"""
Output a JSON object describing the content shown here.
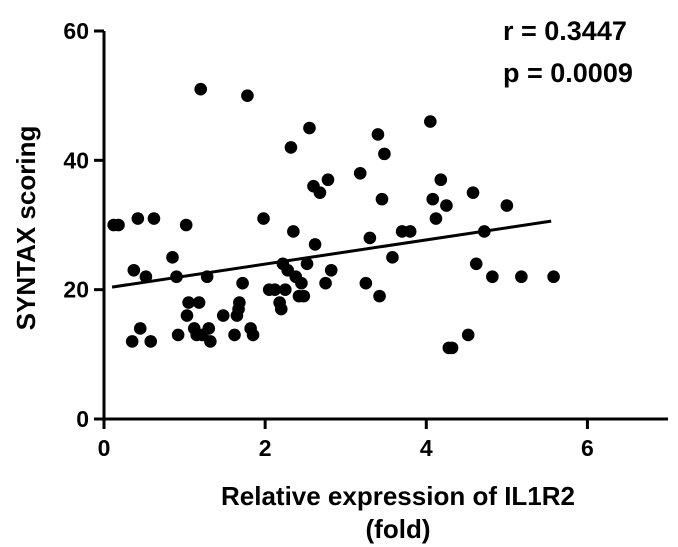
{
  "chart_data": {
    "type": "scatter",
    "title": "",
    "xlabel": "Relative expression of IL1R2",
    "xlabel_line2": "(fold)",
    "ylabel": "SYNTAX scoring",
    "xlim": [
      0,
      7
    ],
    "ylim": [
      0,
      60
    ],
    "x_ticks": [
      0,
      2,
      4,
      6
    ],
    "y_ticks": [
      0,
      20,
      40,
      60
    ],
    "x_tick_labels": [
      "0",
      "2",
      "4",
      "6"
    ],
    "y_tick_labels": [
      "0",
      "20",
      "40",
      "60"
    ],
    "grid": false,
    "legend": "none",
    "annotations": {
      "r": "r = 0.3447",
      "p": "p = 0.0009"
    },
    "regression_line": {
      "x": [
        0.1,
        5.55
      ],
      "y": [
        20.4,
        30.6
      ]
    },
    "points": {
      "x": [
        0.12,
        0.18,
        0.35,
        0.37,
        0.42,
        0.45,
        0.52,
        0.58,
        0.62,
        0.85,
        0.9,
        0.92,
        1.02,
        1.03,
        1.05,
        1.12,
        1.15,
        1.18,
        1.2,
        1.22,
        1.28,
        1.3,
        1.32,
        1.48,
        1.62,
        1.65,
        1.67,
        1.68,
        1.72,
        1.78,
        1.82,
        1.85,
        1.98,
        2.05,
        2.12,
        2.18,
        2.2,
        2.22,
        2.25,
        2.28,
        2.32,
        2.35,
        2.38,
        2.42,
        2.45,
        2.48,
        2.52,
        2.55,
        2.6,
        2.62,
        2.68,
        2.75,
        2.78,
        2.82,
        3.18,
        3.25,
        3.3,
        3.4,
        3.42,
        3.45,
        3.48,
        3.58,
        3.7,
        3.8,
        4.05,
        4.08,
        4.12,
        4.18,
        4.25,
        4.28,
        4.32,
        4.52,
        4.58,
        4.62,
        4.72,
        4.82,
        5.0,
        5.18,
        5.58
      ],
      "y": [
        30,
        30,
        12,
        23,
        31,
        14,
        22,
        12,
        31,
        25,
        22,
        13,
        30,
        16,
        18,
        14,
        13,
        18,
        51,
        13,
        22,
        14,
        12,
        16,
        13,
        16,
        17,
        18,
        21,
        50,
        14,
        13,
        31,
        20,
        20,
        18,
        17,
        24,
        20,
        23,
        42,
        29,
        22,
        19,
        21,
        19,
        24,
        45,
        36,
        27,
        35,
        21,
        37,
        23,
        38,
        21,
        28,
        44,
        19,
        34,
        41,
        25,
        29,
        29,
        46,
        34,
        31,
        37,
        33,
        11,
        11,
        13,
        35,
        24,
        29,
        22,
        33,
        22,
        22
      ]
    }
  }
}
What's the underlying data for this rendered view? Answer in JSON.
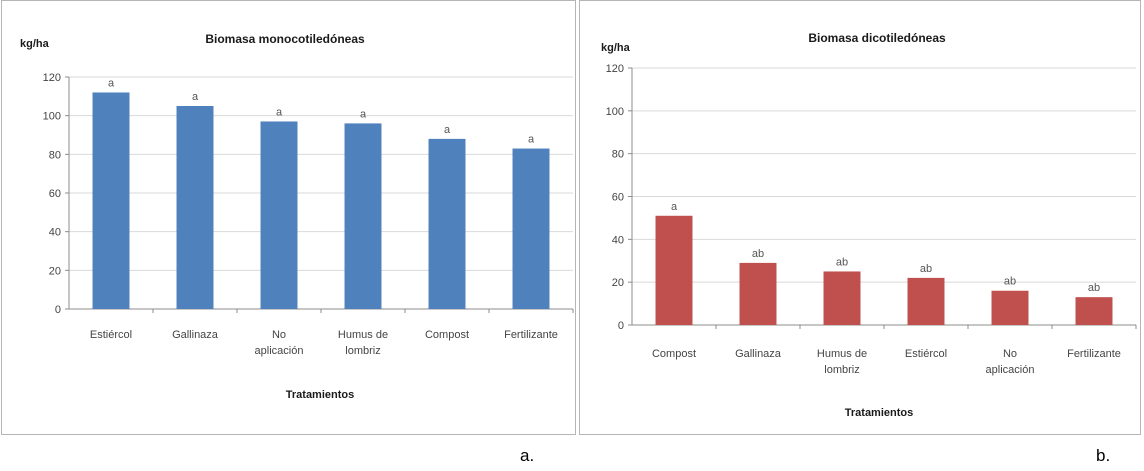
{
  "chart_data": [
    {
      "type": "bar",
      "title": "Biomasa monocotiledóneas",
      "ylabel": "kg/ha",
      "xlabel": "Tratamientos",
      "panel_letter": "a.",
      "categories": [
        "Estiércol",
        "Gallinaza",
        "No aplicación",
        "Humus de lombriz",
        "Compost",
        "Fertilizante"
      ],
      "values": [
        112,
        105,
        97,
        96,
        88,
        83
      ],
      "data_labels": [
        "a",
        "a",
        "a",
        "a",
        "a",
        "a"
      ],
      "ylim": [
        0,
        120
      ],
      "ytick_step": 20,
      "color": "#4f81bd",
      "grid": true,
      "legend": false
    },
    {
      "type": "bar",
      "title": "Biomasa dicotiledóneas",
      "ylabel": "kg/ha",
      "xlabel": "Tratamientos",
      "panel_letter": "b.",
      "categories": [
        "Compost",
        "Gallinaza",
        "Humus de lombriz",
        "Estiércol",
        "No aplicación",
        "Fertilizante"
      ],
      "values": [
        51,
        29,
        25,
        22,
        16,
        13
      ],
      "data_labels": [
        "a",
        "ab",
        "ab",
        "ab",
        "ab",
        "ab"
      ],
      "ylim": [
        0,
        120
      ],
      "ytick_step": 20,
      "color": "#c0504d",
      "grid": true,
      "legend": false
    }
  ]
}
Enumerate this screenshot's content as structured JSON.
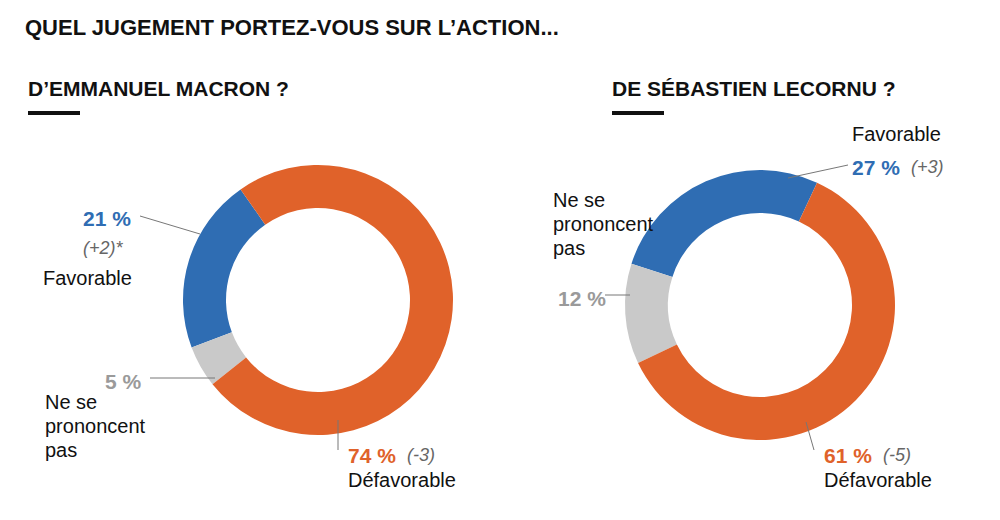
{
  "title": "QUEL JUGEMENT PORTEZ-VOUS SUR L’ACTION...",
  "chart_data": [
    {
      "type": "pie",
      "title": "D’EMMANUEL MACRON ?",
      "categories": [
        "Favorable",
        "Ne se prononcent pas",
        "Défavorable"
      ],
      "values": [
        21,
        5,
        74
      ],
      "value_labels": [
        "21 %",
        "5 %",
        "74 %"
      ],
      "changes": [
        {
          "value": 2,
          "label": "(+2)*"
        },
        null,
        {
          "value": -3,
          "label": "(-3)"
        }
      ],
      "colors": [
        "#2f6db3",
        "#c9c9c9",
        "#e0622a"
      ],
      "data_labels": true
    },
    {
      "type": "pie",
      "title": "DE SÉBASTIEN LECORNU ?",
      "categories": [
        "Favorable",
        "Ne se prononcent pas",
        "Défavorable"
      ],
      "values": [
        27,
        12,
        61
      ],
      "value_labels": [
        "27 %",
        "12 %",
        "61 %"
      ],
      "changes": [
        {
          "value": 3,
          "label": "(+3)"
        },
        null,
        {
          "value": -5,
          "label": "(-5)"
        }
      ],
      "colors": [
        "#2f6db3",
        "#c9c9c9",
        "#e0622a"
      ],
      "data_labels": true
    }
  ]
}
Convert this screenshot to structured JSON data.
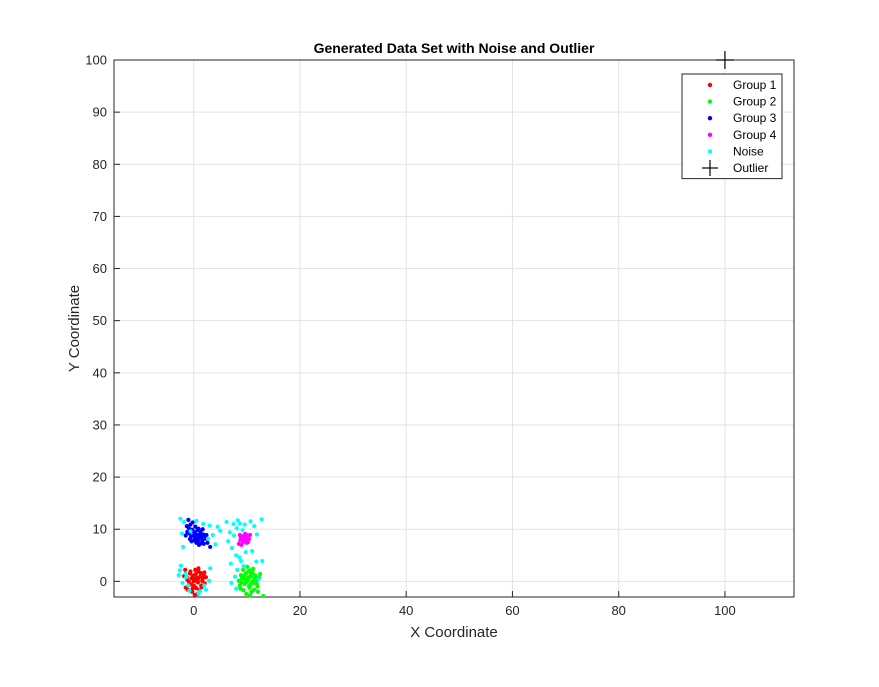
{
  "chart_data": {
    "type": "scatter",
    "title": "Generated Data Set with Noise and Outlier",
    "xlabel": "X Coordinate",
    "ylabel": "Y Coordinate",
    "xlim": [
      -15,
      113
    ],
    "ylim": [
      -3,
      100
    ],
    "grid": true,
    "legend_position": "top-right",
    "xticks": [
      0,
      20,
      40,
      60,
      80,
      100
    ],
    "yticks": [
      0,
      10,
      20,
      30,
      40,
      50,
      60,
      70,
      80,
      90,
      100
    ],
    "series": [
      {
        "name": "Group 1",
        "color": "#ff0000",
        "marker": "dot",
        "points": [
          [
            -0.5,
            -0.6
          ],
          [
            0.2,
            0.4
          ],
          [
            0.8,
            -0.2
          ],
          [
            -0.1,
            1.1
          ],
          [
            1.2,
            0.9
          ],
          [
            0.5,
            -1.3
          ],
          [
            -1.2,
            0.3
          ],
          [
            1.6,
            0.1
          ],
          [
            0.1,
            -0.9
          ],
          [
            -0.7,
            1.5
          ],
          [
            0.9,
            1.9
          ],
          [
            1.4,
            -0.8
          ],
          [
            -1.5,
            -1.2
          ],
          [
            0.3,
            2.2
          ],
          [
            -0.3,
            -2.0
          ],
          [
            1.9,
            1.3
          ],
          [
            0.6,
            0.7
          ],
          [
            -0.9,
            -0.1
          ],
          [
            2.1,
            -0.4
          ],
          [
            0.0,
            0.0
          ],
          [
            -1.8,
            1.0
          ],
          [
            1.1,
            -1.7
          ],
          [
            0.4,
            1.4
          ],
          [
            -0.4,
            0.6
          ],
          [
            1.7,
            0.6
          ],
          [
            0.7,
            -2.4
          ],
          [
            -1.1,
            -1.6
          ],
          [
            2.3,
            0.8
          ],
          [
            -0.2,
            -1.4
          ],
          [
            0.9,
            2.5
          ],
          [
            -1.6,
            2.2
          ],
          [
            0.2,
            -2.6
          ],
          [
            1.3,
            1.6
          ],
          [
            -0.8,
            -0.5
          ],
          [
            0.5,
            0.2
          ],
          [
            1.5,
            -1.1
          ],
          [
            -1.3,
            0.8
          ],
          [
            0.8,
            0.4
          ],
          [
            -0.6,
            1.9
          ],
          [
            2.0,
            1.7
          ]
        ]
      },
      {
        "name": "Group 2",
        "color": "#00ff00",
        "marker": "dot",
        "points": [
          [
            10.2,
            0.3
          ],
          [
            9.6,
            -0.5
          ],
          [
            10.8,
            0.9
          ],
          [
            11.3,
            -0.3
          ],
          [
            9.1,
            0.6
          ],
          [
            10.5,
            -1.2
          ],
          [
            11.8,
            0.2
          ],
          [
            9.8,
            1.5
          ],
          [
            10.0,
            -0.1
          ],
          [
            11.1,
            1.6
          ],
          [
            8.7,
            -0.8
          ],
          [
            10.6,
            2.1
          ],
          [
            12.0,
            -1.0
          ],
          [
            9.4,
            -1.7
          ],
          [
            10.9,
            -2.0
          ],
          [
            11.6,
            1.1
          ],
          [
            8.9,
            1.2
          ],
          [
            10.3,
            0.8
          ],
          [
            9.9,
            -2.4
          ],
          [
            11.0,
            0.0
          ],
          [
            12.3,
            0.7
          ],
          [
            8.5,
            0.1
          ],
          [
            10.7,
            -0.6
          ],
          [
            9.3,
            2.2
          ],
          [
            11.4,
            -1.6
          ],
          [
            10.1,
            2.8
          ],
          [
            9.7,
            0.4
          ],
          [
            11.9,
            -0.5
          ],
          [
            10.4,
            -0.9
          ],
          [
            8.8,
            -1.4
          ],
          [
            12.5,
            1.4
          ],
          [
            10.8,
            1.3
          ],
          [
            9.5,
            1.0
          ],
          [
            11.2,
            2.4
          ],
          [
            10.6,
            -2.7
          ],
          [
            13.1,
            -2.8
          ],
          [
            9.0,
            -0.2
          ],
          [
            11.5,
            0.5
          ],
          [
            10.3,
            1.9
          ],
          [
            12.1,
            -2.0
          ]
        ]
      },
      {
        "name": "Group 3",
        "color": "#0000ff",
        "marker": "dot",
        "points": [
          [
            0.2,
            9.3
          ],
          [
            -0.5,
            8.6
          ],
          [
            0.8,
            8.0
          ],
          [
            1.2,
            9.1
          ],
          [
            -0.9,
            10.2
          ],
          [
            0.5,
            7.4
          ],
          [
            1.6,
            7.8
          ],
          [
            -0.3,
            9.9
          ],
          [
            0.0,
            8.8
          ],
          [
            1.9,
            7.2
          ],
          [
            -1.2,
            9.5
          ],
          [
            0.7,
            9.8
          ],
          [
            1.4,
            8.4
          ],
          [
            -0.7,
            8.1
          ],
          [
            0.3,
            10.5
          ],
          [
            2.2,
            8.2
          ],
          [
            -1.5,
            8.8
          ],
          [
            1.0,
            7.0
          ],
          [
            0.6,
            8.9
          ],
          [
            -0.2,
            11.3
          ],
          [
            1.8,
            9.0
          ],
          [
            -1.0,
            11.8
          ],
          [
            2.6,
            7.4
          ],
          [
            0.9,
            10.1
          ],
          [
            -0.4,
            7.7
          ],
          [
            1.3,
            9.6
          ],
          [
            0.1,
            7.9
          ],
          [
            -0.8,
            9.2
          ],
          [
            2.0,
            8.6
          ],
          [
            0.4,
            8.3
          ],
          [
            3.1,
            6.6
          ],
          [
            -1.3,
            10.6
          ],
          [
            1.1,
            8.5
          ],
          [
            -0.1,
            9.6
          ],
          [
            0.8,
            7.6
          ],
          [
            1.7,
            10.0
          ],
          [
            -0.6,
            10.9
          ],
          [
            2.4,
            8.9
          ],
          [
            0.2,
            8.1
          ],
          [
            1.5,
            7.3
          ]
        ]
      },
      {
        "name": "Group 4",
        "color": "#ff00ff",
        "marker": "dot",
        "points": [
          [
            9.5,
            8.2
          ],
          [
            10.1,
            8.8
          ],
          [
            8.8,
            7.9
          ],
          [
            9.9,
            7.4
          ],
          [
            10.4,
            8.1
          ],
          [
            9.1,
            8.6
          ],
          [
            8.5,
            7.2
          ],
          [
            9.7,
            9.1
          ],
          [
            10.0,
            7.8
          ],
          [
            8.9,
            8.4
          ],
          [
            9.3,
            7.6
          ],
          [
            10.6,
            8.9
          ],
          [
            9.6,
            8.0
          ],
          [
            8.7,
            8.9
          ],
          [
            10.2,
            7.5
          ],
          [
            9.4,
            8.7
          ],
          [
            9.0,
            7.0
          ],
          [
            9.8,
            8.5
          ]
        ]
      },
      {
        "name": "Noise",
        "color": "#00ffff",
        "marker": "dot",
        "points": [
          [
            -2.5,
            12.0
          ],
          [
            -1.8,
            11.4
          ],
          [
            0.5,
            11.6
          ],
          [
            1.8,
            11.0
          ],
          [
            3.0,
            10.7
          ],
          [
            6.2,
            11.4
          ],
          [
            7.5,
            11.0
          ],
          [
            8.3,
            11.7
          ],
          [
            9.6,
            10.9
          ],
          [
            10.7,
            11.5
          ],
          [
            11.4,
            10.6
          ],
          [
            12.8,
            11.9
          ],
          [
            3.6,
            8.9
          ],
          [
            2.7,
            8.2
          ],
          [
            -2.2,
            9.2
          ],
          [
            5.0,
            9.7
          ],
          [
            6.8,
            9.4
          ],
          [
            7.6,
            8.8
          ],
          [
            8.1,
            10.2
          ],
          [
            11.9,
            9.0
          ],
          [
            9.2,
            9.8
          ],
          [
            4.1,
            7.1
          ],
          [
            -2.0,
            6.6
          ],
          [
            7.2,
            6.4
          ],
          [
            9.8,
            5.6
          ],
          [
            11.0,
            5.8
          ],
          [
            8.0,
            5.0
          ],
          [
            7.0,
            3.4
          ],
          [
            8.9,
            3.9
          ],
          [
            -2.4,
            3.0
          ],
          [
            11.8,
            3.8
          ],
          [
            12.9,
            3.9
          ],
          [
            -1.5,
            1.5
          ],
          [
            -2.1,
            -0.3
          ],
          [
            -2.6,
            2.1
          ],
          [
            -1.0,
            -0.8
          ],
          [
            -0.8,
            -1.8
          ],
          [
            1.2,
            -1.9
          ],
          [
            2.3,
            -1.6
          ],
          [
            2.9,
            0.1
          ],
          [
            3.1,
            2.5
          ],
          [
            7.1,
            -0.3
          ],
          [
            7.8,
            0.9
          ],
          [
            8.2,
            2.2
          ],
          [
            8.0,
            -1.4
          ],
          [
            9.4,
            2.9
          ],
          [
            8.6,
            4.6
          ],
          [
            6.5,
            7.7
          ],
          [
            2.0,
            -0.8
          ],
          [
            -1.4,
            0.8
          ],
          [
            0.9,
            -2.3
          ],
          [
            -2.8,
            1.2
          ],
          [
            8.7,
            11.1
          ],
          [
            -0.6,
            9.6
          ],
          [
            4.5,
            10.5
          ],
          [
            12.2,
            0.4
          ]
        ]
      },
      {
        "name": "Outlier",
        "color": "#000000",
        "marker": "plus",
        "points": [
          [
            100,
            100
          ]
        ]
      }
    ]
  }
}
"""
Work to do |
Search the entries for the word "name" and copy every line that has it.

Completed exercise |
        "name": "Group 1",
        "name": "Group 2",
        "name": "Group 3",
        "name": "Group 4",
        "name": "Noise",
        "name": "Outlier",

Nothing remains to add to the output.